• [TASK TO COMPLETE]: From the entries below, copy every line where the string "grid" appears.

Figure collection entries

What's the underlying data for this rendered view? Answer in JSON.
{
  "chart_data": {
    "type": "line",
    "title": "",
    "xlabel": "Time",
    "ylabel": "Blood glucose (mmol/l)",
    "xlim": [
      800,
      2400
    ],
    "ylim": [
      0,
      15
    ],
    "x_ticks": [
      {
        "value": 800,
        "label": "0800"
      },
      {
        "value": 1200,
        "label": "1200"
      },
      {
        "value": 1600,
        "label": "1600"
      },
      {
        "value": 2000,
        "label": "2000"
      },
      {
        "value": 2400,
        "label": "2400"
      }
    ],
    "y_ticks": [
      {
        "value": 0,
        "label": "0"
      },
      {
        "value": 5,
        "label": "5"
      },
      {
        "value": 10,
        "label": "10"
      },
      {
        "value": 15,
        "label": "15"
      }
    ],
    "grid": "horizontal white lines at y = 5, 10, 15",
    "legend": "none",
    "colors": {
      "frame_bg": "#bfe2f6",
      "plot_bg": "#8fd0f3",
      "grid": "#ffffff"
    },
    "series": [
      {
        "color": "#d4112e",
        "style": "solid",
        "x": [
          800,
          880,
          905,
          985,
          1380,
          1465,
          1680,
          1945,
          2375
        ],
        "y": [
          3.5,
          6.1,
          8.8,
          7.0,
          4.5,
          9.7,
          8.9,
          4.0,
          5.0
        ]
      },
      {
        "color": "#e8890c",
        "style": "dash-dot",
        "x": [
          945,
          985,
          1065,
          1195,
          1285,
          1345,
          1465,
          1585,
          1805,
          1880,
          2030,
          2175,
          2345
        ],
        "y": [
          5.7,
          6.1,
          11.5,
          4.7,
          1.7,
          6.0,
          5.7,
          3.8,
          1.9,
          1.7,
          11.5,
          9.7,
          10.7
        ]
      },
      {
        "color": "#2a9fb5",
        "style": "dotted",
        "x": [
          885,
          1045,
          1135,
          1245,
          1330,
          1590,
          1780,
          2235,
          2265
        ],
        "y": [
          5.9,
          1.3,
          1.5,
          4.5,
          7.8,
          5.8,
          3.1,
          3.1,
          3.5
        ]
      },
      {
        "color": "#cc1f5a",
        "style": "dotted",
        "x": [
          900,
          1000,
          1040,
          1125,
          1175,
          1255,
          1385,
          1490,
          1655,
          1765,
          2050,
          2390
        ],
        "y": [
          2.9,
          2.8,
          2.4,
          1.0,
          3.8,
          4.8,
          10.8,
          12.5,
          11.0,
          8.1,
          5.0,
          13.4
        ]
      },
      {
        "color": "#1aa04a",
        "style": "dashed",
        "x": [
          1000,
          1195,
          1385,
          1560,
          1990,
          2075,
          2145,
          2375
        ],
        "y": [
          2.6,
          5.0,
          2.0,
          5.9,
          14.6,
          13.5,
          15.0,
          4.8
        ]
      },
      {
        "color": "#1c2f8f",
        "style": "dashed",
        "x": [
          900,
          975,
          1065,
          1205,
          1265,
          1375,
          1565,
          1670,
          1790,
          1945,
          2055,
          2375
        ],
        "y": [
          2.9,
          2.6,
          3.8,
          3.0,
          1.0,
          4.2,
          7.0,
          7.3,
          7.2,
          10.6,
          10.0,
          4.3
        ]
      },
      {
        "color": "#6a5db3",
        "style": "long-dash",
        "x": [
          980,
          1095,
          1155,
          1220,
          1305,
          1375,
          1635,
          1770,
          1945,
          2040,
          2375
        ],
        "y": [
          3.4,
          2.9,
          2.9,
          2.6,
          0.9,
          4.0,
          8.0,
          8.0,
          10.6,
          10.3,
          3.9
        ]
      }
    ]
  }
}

• [RESPONSE TO THE TASK]:
    "grid": "horizontal white lines at y = 5, 10, 15",
      "grid": "#ffffff"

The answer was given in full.